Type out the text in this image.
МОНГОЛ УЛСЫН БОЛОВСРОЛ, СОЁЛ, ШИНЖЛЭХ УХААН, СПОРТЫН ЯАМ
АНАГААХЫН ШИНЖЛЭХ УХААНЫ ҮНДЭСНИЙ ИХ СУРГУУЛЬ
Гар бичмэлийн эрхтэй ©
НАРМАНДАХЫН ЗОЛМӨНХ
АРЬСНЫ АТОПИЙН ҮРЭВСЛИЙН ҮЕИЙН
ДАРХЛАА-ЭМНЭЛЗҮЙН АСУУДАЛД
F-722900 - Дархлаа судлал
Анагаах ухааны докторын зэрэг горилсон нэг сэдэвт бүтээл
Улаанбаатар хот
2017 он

________

### Task prompt
Nothing should be left out: return all of the records exactly.

### Answer to the problem
Type out the text in this image.
МОНГОЛ УЛСЫН БОЛОВСРОЛ, СОЁЛ, ШИНЖЛЭХ УХААН, СПОРТЫН ЯАМ
АНАГААХЫН ШИНЖЛЭХ УХААНЫ ҮНДЭСНИЙ ИХ СУРГУУЛЬ
Гар бичмэлийн эрхтэй ©
НАРМАНДАХЫН ЗОЛМӨНХ
АРЬСНЫ АТОПИЙН ҮРЭВСЛИЙН ҮЕИЙН
ДАРХЛАА-ЭМНЭЛЗҮЙН АСУУДАЛД
F-722900 - Дархлаа судлал
Анагаах ухааны докторын зэрэг горилсон нэг сэдэвт бүтээл
Улаанбаатар хот
2017 он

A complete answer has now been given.